[Data entries for graphics]
******************************
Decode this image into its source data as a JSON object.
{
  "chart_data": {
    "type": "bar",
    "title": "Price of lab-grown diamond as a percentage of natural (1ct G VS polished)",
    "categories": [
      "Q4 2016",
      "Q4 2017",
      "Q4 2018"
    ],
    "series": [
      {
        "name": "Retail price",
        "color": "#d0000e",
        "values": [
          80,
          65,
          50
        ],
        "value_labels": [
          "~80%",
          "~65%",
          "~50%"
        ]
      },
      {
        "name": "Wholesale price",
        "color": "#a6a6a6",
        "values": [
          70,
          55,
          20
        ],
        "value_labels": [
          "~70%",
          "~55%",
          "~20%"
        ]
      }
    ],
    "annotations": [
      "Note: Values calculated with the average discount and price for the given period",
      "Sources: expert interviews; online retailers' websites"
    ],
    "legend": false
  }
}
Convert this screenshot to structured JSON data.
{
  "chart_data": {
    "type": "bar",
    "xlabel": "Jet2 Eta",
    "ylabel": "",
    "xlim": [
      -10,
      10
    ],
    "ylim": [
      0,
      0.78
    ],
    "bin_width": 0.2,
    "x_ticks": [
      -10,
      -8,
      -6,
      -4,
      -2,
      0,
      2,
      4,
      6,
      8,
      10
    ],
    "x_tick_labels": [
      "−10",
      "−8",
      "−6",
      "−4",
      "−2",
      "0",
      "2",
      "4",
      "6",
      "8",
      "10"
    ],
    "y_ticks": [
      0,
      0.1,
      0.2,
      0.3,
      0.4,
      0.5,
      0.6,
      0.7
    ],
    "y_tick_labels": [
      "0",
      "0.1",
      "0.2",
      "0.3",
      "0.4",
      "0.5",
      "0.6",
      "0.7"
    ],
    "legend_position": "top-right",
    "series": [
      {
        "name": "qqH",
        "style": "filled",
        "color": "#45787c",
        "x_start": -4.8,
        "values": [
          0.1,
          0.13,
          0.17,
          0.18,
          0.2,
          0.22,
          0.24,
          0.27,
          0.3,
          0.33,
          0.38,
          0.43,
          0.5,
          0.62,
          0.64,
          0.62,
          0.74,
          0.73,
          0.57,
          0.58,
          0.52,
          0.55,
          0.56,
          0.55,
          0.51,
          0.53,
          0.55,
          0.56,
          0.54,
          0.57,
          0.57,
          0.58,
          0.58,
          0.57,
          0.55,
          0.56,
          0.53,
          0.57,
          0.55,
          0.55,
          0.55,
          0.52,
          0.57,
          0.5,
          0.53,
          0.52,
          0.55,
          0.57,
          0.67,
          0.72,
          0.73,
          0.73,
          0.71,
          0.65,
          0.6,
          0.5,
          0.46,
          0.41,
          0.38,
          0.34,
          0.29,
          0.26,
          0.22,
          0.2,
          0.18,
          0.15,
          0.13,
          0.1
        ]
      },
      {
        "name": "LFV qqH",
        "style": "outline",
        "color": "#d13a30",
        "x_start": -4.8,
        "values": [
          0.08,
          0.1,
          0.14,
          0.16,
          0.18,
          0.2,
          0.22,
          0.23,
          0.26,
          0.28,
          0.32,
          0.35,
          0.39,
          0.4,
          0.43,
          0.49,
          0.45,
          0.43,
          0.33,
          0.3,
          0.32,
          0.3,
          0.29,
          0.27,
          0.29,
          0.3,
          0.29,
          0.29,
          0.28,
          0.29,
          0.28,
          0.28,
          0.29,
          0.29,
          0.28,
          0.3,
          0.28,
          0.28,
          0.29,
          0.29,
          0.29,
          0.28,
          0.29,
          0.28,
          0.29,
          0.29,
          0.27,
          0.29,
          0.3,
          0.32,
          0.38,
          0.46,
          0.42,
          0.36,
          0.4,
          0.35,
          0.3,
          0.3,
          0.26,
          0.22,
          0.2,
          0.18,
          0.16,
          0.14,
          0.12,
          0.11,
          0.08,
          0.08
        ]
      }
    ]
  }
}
******************************
== Short problem ==
Recopy all the lines exactly as they appear.

== Task result ==
Decode this image into its source data as a JSON object.
{
  "chart_data": {
    "type": "bar",
    "title": "Price of lab-grown diamond as a percentage of natural (1ct G VS polished)",
    "categories": [
      "Q4 2016",
      "Q4 2017",
      "Q4 2018"
    ],
    "series": [
      {
        "name": "Retail price",
        "color": "#d0000e",
        "values": [
          80,
          65,
          50
        ],
        "value_labels": [
          "~80%",
          "~65%",
          "~50%"
        ]
      },
      {
        "name": "Wholesale price",
        "color": "#a6a6a6",
        "values": [
          70,
          55,
          20
        ],
        "value_labels": [
          "~70%",
          "~55%",
          "~20%"
        ]
      }
    ],
    "annotations": [
      "Note: Values calculated with the average discount and price for the given period",
      "Sources: expert interviews; online retailers' websites"
    ],
    "legend": false
  }
}
Convert this screenshot to structured JSON data.
{
  "chart_data": {
    "type": "bar",
    "xlabel": "Jet2 Eta",
    "ylabel": "",
    "xlim": [
      -10,
      10
    ],
    "ylim": [
      0,
      0.78
    ],
    "bin_width": 0.2,
    "x_ticks": [
      -10,
      -8,
      -6,
      -4,
      -2,
      0,
      2,
      4,
      6,
      8,
      10
    ],
    "x_tick_labels": [
      "−10",
      "−8",
      "−6",
      "−4",
      "−2",
      "0",
      "2",
      "4",
      "6",
      "8",
      "10"
    ],
    "y_ticks": [
      0,
      0.1,
      0.2,
      0.3,
      0.4,
      0.5,
      0.6,
      0.7
    ],
    "y_tick_labels": [
      "0",
      "0.1",
      "0.2",
      "0.3",
      "0.4",
      "0.5",
      "0.6",
      "0.7"
    ],
    "legend_position": "top-right",
    "series": [
      {
        "name": "qqH",
        "style": "filled",
        "color": "#45787c",
        "x_start": -4.8,
        "values": [
          0.1,
          0.13,
          0.17,
          0.18,
          0.2,
          0.22,
          0.24,
          0.27,
          0.3,
          0.33,
          0.38,
          0.43,
          0.5,
          0.62,
          0.64,
          0.62,
          0.74,
          0.73,
          0.57,
          0.58,
          0.52,
          0.55,
          0.56,
          0.55,
          0.51,
          0.53,
          0.55,
          0.56,
          0.54,
          0.57,
          0.57,
          0.58,
          0.58,
          0.57,
          0.55,
          0.56,
          0.53,
          0.57,
          0.55,
          0.55,
          0.55,
          0.52,
          0.57,
          0.5,
          0.53,
          0.52,
          0.55,
          0.57,
          0.67,
          0.72,
          0.73,
          0.73,
          0.71,
          0.65,
          0.6,
          0.5,
          0.46,
          0.41,
          0.38,
          0.34,
          0.29,
          0.26,
          0.22,
          0.2,
          0.18,
          0.15,
          0.13,
          0.1
        ]
      },
      {
        "name": "LFV qqH",
        "style": "outline",
        "color": "#d13a30",
        "x_start": -4.8,
        "values": [
          0.08,
          0.1,
          0.14,
          0.16,
          0.18,
          0.2,
          0.22,
          0.23,
          0.26,
          0.28,
          0.32,
          0.35,
          0.39,
          0.4,
          0.43,
          0.49,
          0.45,
          0.43,
          0.33,
          0.3,
          0.32,
          0.3,
          0.29,
          0.27,
          0.29,
          0.3,
          0.29,
          0.29,
          0.28,
          0.29,
          0.28,
          0.28,
          0.29,
          0.29,
          0.28,
          0.3,
          0.28,
          0.28,
          0.29,
          0.29,
          0.29,
          0.28,
          0.29,
          0.28,
          0.29,
          0.29,
          0.27,
          0.29,
          0.3,
          0.32,
          0.38,
          0.46,
          0.42,
          0.36,
          0.4,
          0.35,
          0.3,
          0.3,
          0.26,
          0.22,
          0.2,
          0.18,
          0.16,
          0.14,
          0.12,
          0.11,
          0.08,
          0.08
        ]
      }
    ]
  }
}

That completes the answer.